WRITTEN PROBLEM
Write out all records as given; omit images.
* START *
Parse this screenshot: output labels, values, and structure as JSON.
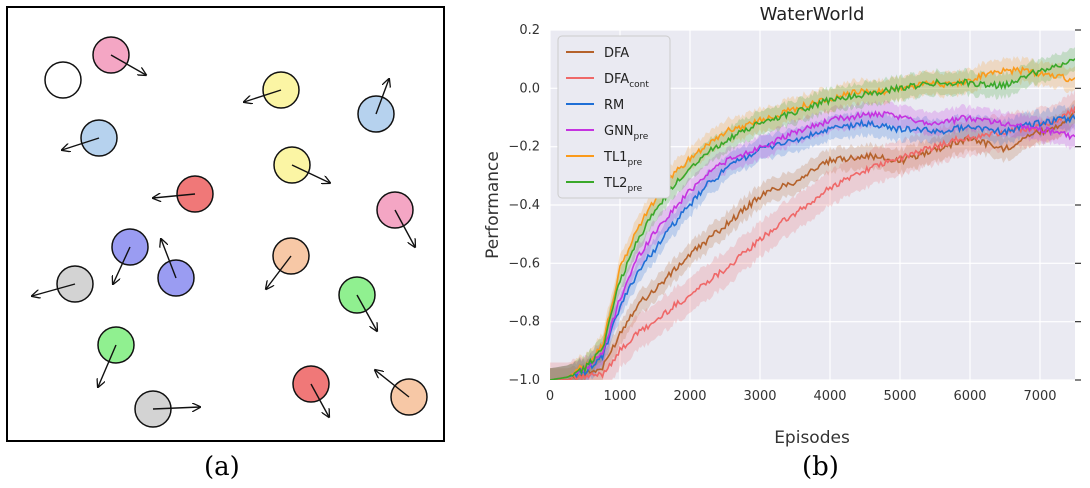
{
  "panel_a": {
    "caption": "(a)",
    "balls": [
      {
        "color": "#ffffff",
        "x": 55,
        "y": 72,
        "dx": 0,
        "dy": 0
      },
      {
        "color": "#f4a6c4",
        "x": 103,
        "y": 47,
        "dx": 35,
        "dy": 20
      },
      {
        "color": "#b6d2ee",
        "x": 91,
        "y": 130,
        "dx": -37,
        "dy": 12
      },
      {
        "color": "#f07878",
        "x": 187,
        "y": 186,
        "dx": -42,
        "dy": 4
      },
      {
        "color": "#9a9cf2",
        "x": 122,
        "y": 239,
        "dx": -17,
        "dy": 37
      },
      {
        "color": "#9a9cf2",
        "x": 168,
        "y": 270,
        "dx": -15,
        "dy": -39
      },
      {
        "color": "#d3d3d3",
        "x": 67,
        "y": 276,
        "dx": -43,
        "dy": 12
      },
      {
        "color": "#90f090",
        "x": 108,
        "y": 337,
        "dx": -18,
        "dy": 42
      },
      {
        "color": "#d3d3d3",
        "x": 145,
        "y": 401,
        "dx": 47,
        "dy": -2
      },
      {
        "color": "#fbf5a4",
        "x": 273,
        "y": 82,
        "dx": -37,
        "dy": 12
      },
      {
        "color": "#fbf5a4",
        "x": 284,
        "y": 157,
        "dx": 38,
        "dy": 18
      },
      {
        "color": "#f7c8a6",
        "x": 283,
        "y": 248,
        "dx": -25,
        "dy": 33
      },
      {
        "color": "#f07878",
        "x": 303,
        "y": 376,
        "dx": 18,
        "dy": 33
      },
      {
        "color": "#b6d2ee",
        "x": 368,
        "y": 106,
        "dx": 13,
        "dy": -35
      },
      {
        "color": "#f4a6c4",
        "x": 387,
        "y": 202,
        "dx": 20,
        "dy": 37
      },
      {
        "color": "#90f090",
        "x": 349,
        "y": 287,
        "dx": 20,
        "dy": 36
      },
      {
        "color": "#f7c8a6",
        "x": 401,
        "y": 389,
        "dx": -34,
        "dy": -27
      }
    ]
  },
  "chart_data": {
    "type": "line",
    "title": "WaterWorld",
    "xlabel": "Episodes",
    "ylabel": "Performance",
    "xlim": [
      0,
      7500
    ],
    "ylim": [
      -1.0,
      0.2
    ],
    "xticks": [
      0,
      1000,
      2000,
      3000,
      4000,
      5000,
      6000,
      7000
    ],
    "yticks": [
      -1.0,
      -0.8,
      -0.6,
      -0.4,
      -0.2,
      0.0,
      0.2
    ],
    "xtick_labels": [
      "0",
      "1000",
      "2000",
      "3000",
      "4000",
      "5000",
      "6000",
      "7000"
    ],
    "ytick_labels": [
      "−1.0",
      "−0.8",
      "−0.6",
      "−0.4",
      "−0.2",
      "0.0",
      "0.2"
    ],
    "grid": true,
    "legend_position": "top-left",
    "caption": "(b)",
    "x": [
      0,
      250,
      500,
      750,
      1000,
      1250,
      1500,
      1750,
      2000,
      2250,
      2500,
      2750,
      3000,
      3250,
      3500,
      3750,
      4000,
      4250,
      4500,
      4750,
      5000,
      5250,
      5500,
      5750,
      6000,
      6250,
      6500,
      6750,
      7000,
      7250,
      7500
    ],
    "series": [
      {
        "name": "DFA",
        "sub": "",
        "color": "#b5622b",
        "band": 0.04,
        "values": [
          -1.0,
          -1.0,
          -0.98,
          -0.96,
          -0.84,
          -0.74,
          -0.69,
          -0.63,
          -0.57,
          -0.52,
          -0.47,
          -0.42,
          -0.37,
          -0.34,
          -0.32,
          -0.28,
          -0.25,
          -0.24,
          -0.23,
          -0.24,
          -0.25,
          -0.23,
          -0.21,
          -0.19,
          -0.17,
          -0.19,
          -0.21,
          -0.17,
          -0.15,
          -0.13,
          -0.08
        ]
      },
      {
        "name": "DFA",
        "sub": "cont",
        "color": "#ef6868",
        "band": 0.06,
        "values": [
          -1.0,
          -1.0,
          -0.99,
          -0.98,
          -0.9,
          -0.84,
          -0.8,
          -0.75,
          -0.71,
          -0.66,
          -0.62,
          -0.57,
          -0.52,
          -0.47,
          -0.43,
          -0.39,
          -0.34,
          -0.31,
          -0.28,
          -0.26,
          -0.24,
          -0.22,
          -0.2,
          -0.18,
          -0.17,
          -0.16,
          -0.15,
          -0.14,
          -0.13,
          -0.11,
          -0.07
        ]
      },
      {
        "name": "RM",
        "sub": "",
        "color": "#1f6fd6",
        "band": 0.04,
        "values": [
          -1.0,
          -0.99,
          -0.97,
          -0.92,
          -0.75,
          -0.63,
          -0.55,
          -0.47,
          -0.4,
          -0.33,
          -0.28,
          -0.24,
          -0.21,
          -0.19,
          -0.18,
          -0.16,
          -0.14,
          -0.13,
          -0.12,
          -0.13,
          -0.14,
          -0.14,
          -0.15,
          -0.14,
          -0.13,
          -0.14,
          -0.15,
          -0.13,
          -0.12,
          -0.11,
          -0.1
        ]
      },
      {
        "name": "GNN",
        "sub": "pre",
        "color": "#c533e0",
        "band": 0.04,
        "values": [
          -1.0,
          -0.99,
          -0.96,
          -0.91,
          -0.72,
          -0.58,
          -0.49,
          -0.42,
          -0.35,
          -0.29,
          -0.25,
          -0.23,
          -0.2,
          -0.18,
          -0.15,
          -0.13,
          -0.11,
          -0.1,
          -0.09,
          -0.09,
          -0.1,
          -0.11,
          -0.12,
          -0.11,
          -0.1,
          -0.11,
          -0.12,
          -0.13,
          -0.14,
          -0.15,
          -0.17
        ]
      },
      {
        "name": "TL1",
        "sub": "pre",
        "color": "#fb9a1b",
        "band": 0.04,
        "values": [
          -1.0,
          -0.99,
          -0.95,
          -0.88,
          -0.62,
          -0.48,
          -0.38,
          -0.3,
          -0.24,
          -0.19,
          -0.15,
          -0.13,
          -0.11,
          -0.09,
          -0.07,
          -0.05,
          -0.04,
          -0.02,
          -0.01,
          -0.01,
          0.0,
          0.01,
          0.02,
          0.01,
          0.03,
          0.05,
          0.06,
          0.06,
          0.05,
          0.04,
          0.03
        ]
      },
      {
        "name": "TL2",
        "sub": "pre",
        "color": "#3aa82a",
        "band": 0.04,
        "values": [
          -1.0,
          -0.99,
          -0.96,
          -0.89,
          -0.66,
          -0.52,
          -0.42,
          -0.34,
          -0.27,
          -0.22,
          -0.18,
          -0.15,
          -0.12,
          -0.1,
          -0.08,
          -0.06,
          -0.04,
          -0.03,
          -0.02,
          -0.01,
          0.0,
          0.01,
          0.02,
          0.02,
          0.02,
          0.01,
          0.01,
          0.04,
          0.06,
          0.08,
          0.1
        ]
      }
    ]
  }
}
* END *
RESULT
Parse this screenshot: output labels, values, and structure as JSON.
{
  "panel_a": {
    "caption": "(a)",
    "balls": [
      {
        "color": "#ffffff",
        "x": 55,
        "y": 72,
        "dx": 0,
        "dy": 0
      },
      {
        "color": "#f4a6c4",
        "x": 103,
        "y": 47,
        "dx": 35,
        "dy": 20
      },
      {
        "color": "#b6d2ee",
        "x": 91,
        "y": 130,
        "dx": -37,
        "dy": 12
      },
      {
        "color": "#f07878",
        "x": 187,
        "y": 186,
        "dx": -42,
        "dy": 4
      },
      {
        "color": "#9a9cf2",
        "x": 122,
        "y": 239,
        "dx": -17,
        "dy": 37
      },
      {
        "color": "#9a9cf2",
        "x": 168,
        "y": 270,
        "dx": -15,
        "dy": -39
      },
      {
        "color": "#d3d3d3",
        "x": 67,
        "y": 276,
        "dx": -43,
        "dy": 12
      },
      {
        "color": "#90f090",
        "x": 108,
        "y": 337,
        "dx": -18,
        "dy": 42
      },
      {
        "color": "#d3d3d3",
        "x": 145,
        "y": 401,
        "dx": 47,
        "dy": -2
      },
      {
        "color": "#fbf5a4",
        "x": 273,
        "y": 82,
        "dx": -37,
        "dy": 12
      },
      {
        "color": "#fbf5a4",
        "x": 284,
        "y": 157,
        "dx": 38,
        "dy": 18
      },
      {
        "color": "#f7c8a6",
        "x": 283,
        "y": 248,
        "dx": -25,
        "dy": 33
      },
      {
        "color": "#f07878",
        "x": 303,
        "y": 376,
        "dx": 18,
        "dy": 33
      },
      {
        "color": "#b6d2ee",
        "x": 368,
        "y": 106,
        "dx": 13,
        "dy": -35
      },
      {
        "color": "#f4a6c4",
        "x": 387,
        "y": 202,
        "dx": 20,
        "dy": 37
      },
      {
        "color": "#90f090",
        "x": 349,
        "y": 287,
        "dx": 20,
        "dy": 36
      },
      {
        "color": "#f7c8a6",
        "x": 401,
        "y": 389,
        "dx": -34,
        "dy": -27
      }
    ]
  },
  "chart_data": {
    "type": "line",
    "title": "WaterWorld",
    "xlabel": "Episodes",
    "ylabel": "Performance",
    "xlim": [
      0,
      7500
    ],
    "ylim": [
      -1.0,
      0.2
    ],
    "xticks": [
      0,
      1000,
      2000,
      3000,
      4000,
      5000,
      6000,
      7000
    ],
    "yticks": [
      -1.0,
      -0.8,
      -0.6,
      -0.4,
      -0.2,
      0.0,
      0.2
    ],
    "xtick_labels": [
      "0",
      "1000",
      "2000",
      "3000",
      "4000",
      "5000",
      "6000",
      "7000"
    ],
    "ytick_labels": [
      "−1.0",
      "−0.8",
      "−0.6",
      "−0.4",
      "−0.2",
      "0.0",
      "0.2"
    ],
    "grid": true,
    "legend_position": "top-left",
    "caption": "(b)",
    "x": [
      0,
      250,
      500,
      750,
      1000,
      1250,
      1500,
      1750,
      2000,
      2250,
      2500,
      2750,
      3000,
      3250,
      3500,
      3750,
      4000,
      4250,
      4500,
      4750,
      5000,
      5250,
      5500,
      5750,
      6000,
      6250,
      6500,
      6750,
      7000,
      7250,
      7500
    ],
    "series": [
      {
        "name": "DFA",
        "sub": "",
        "color": "#b5622b",
        "band": 0.04,
        "values": [
          -1.0,
          -1.0,
          -0.98,
          -0.96,
          -0.84,
          -0.74,
          -0.69,
          -0.63,
          -0.57,
          -0.52,
          -0.47,
          -0.42,
          -0.37,
          -0.34,
          -0.32,
          -0.28,
          -0.25,
          -0.24,
          -0.23,
          -0.24,
          -0.25,
          -0.23,
          -0.21,
          -0.19,
          -0.17,
          -0.19,
          -0.21,
          -0.17,
          -0.15,
          -0.13,
          -0.08
        ]
      },
      {
        "name": "DFA",
        "sub": "cont",
        "color": "#ef6868",
        "band": 0.06,
        "values": [
          -1.0,
          -1.0,
          -0.99,
          -0.98,
          -0.9,
          -0.84,
          -0.8,
          -0.75,
          -0.71,
          -0.66,
          -0.62,
          -0.57,
          -0.52,
          -0.47,
          -0.43,
          -0.39,
          -0.34,
          -0.31,
          -0.28,
          -0.26,
          -0.24,
          -0.22,
          -0.2,
          -0.18,
          -0.17,
          -0.16,
          -0.15,
          -0.14,
          -0.13,
          -0.11,
          -0.07
        ]
      },
      {
        "name": "RM",
        "sub": "",
        "color": "#1f6fd6",
        "band": 0.04,
        "values": [
          -1.0,
          -0.99,
          -0.97,
          -0.92,
          -0.75,
          -0.63,
          -0.55,
          -0.47,
          -0.4,
          -0.33,
          -0.28,
          -0.24,
          -0.21,
          -0.19,
          -0.18,
          -0.16,
          -0.14,
          -0.13,
          -0.12,
          -0.13,
          -0.14,
          -0.14,
          -0.15,
          -0.14,
          -0.13,
          -0.14,
          -0.15,
          -0.13,
          -0.12,
          -0.11,
          -0.1
        ]
      },
      {
        "name": "GNN",
        "sub": "pre",
        "color": "#c533e0",
        "band": 0.04,
        "values": [
          -1.0,
          -0.99,
          -0.96,
          -0.91,
          -0.72,
          -0.58,
          -0.49,
          -0.42,
          -0.35,
          -0.29,
          -0.25,
          -0.23,
          -0.2,
          -0.18,
          -0.15,
          -0.13,
          -0.11,
          -0.1,
          -0.09,
          -0.09,
          -0.1,
          -0.11,
          -0.12,
          -0.11,
          -0.1,
          -0.11,
          -0.12,
          -0.13,
          -0.14,
          -0.15,
          -0.17
        ]
      },
      {
        "name": "TL1",
        "sub": "pre",
        "color": "#fb9a1b",
        "band": 0.04,
        "values": [
          -1.0,
          -0.99,
          -0.95,
          -0.88,
          -0.62,
          -0.48,
          -0.38,
          -0.3,
          -0.24,
          -0.19,
          -0.15,
          -0.13,
          -0.11,
          -0.09,
          -0.07,
          -0.05,
          -0.04,
          -0.02,
          -0.01,
          -0.01,
          0.0,
          0.01,
          0.02,
          0.01,
          0.03,
          0.05,
          0.06,
          0.06,
          0.05,
          0.04,
          0.03
        ]
      },
      {
        "name": "TL2",
        "sub": "pre",
        "color": "#3aa82a",
        "band": 0.04,
        "values": [
          -1.0,
          -0.99,
          -0.96,
          -0.89,
          -0.66,
          -0.52,
          -0.42,
          -0.34,
          -0.27,
          -0.22,
          -0.18,
          -0.15,
          -0.12,
          -0.1,
          -0.08,
          -0.06,
          -0.04,
          -0.03,
          -0.02,
          -0.01,
          0.0,
          0.01,
          0.02,
          0.02,
          0.02,
          0.01,
          0.01,
          0.04,
          0.06,
          0.08,
          0.1
        ]
      }
    ]
  }
}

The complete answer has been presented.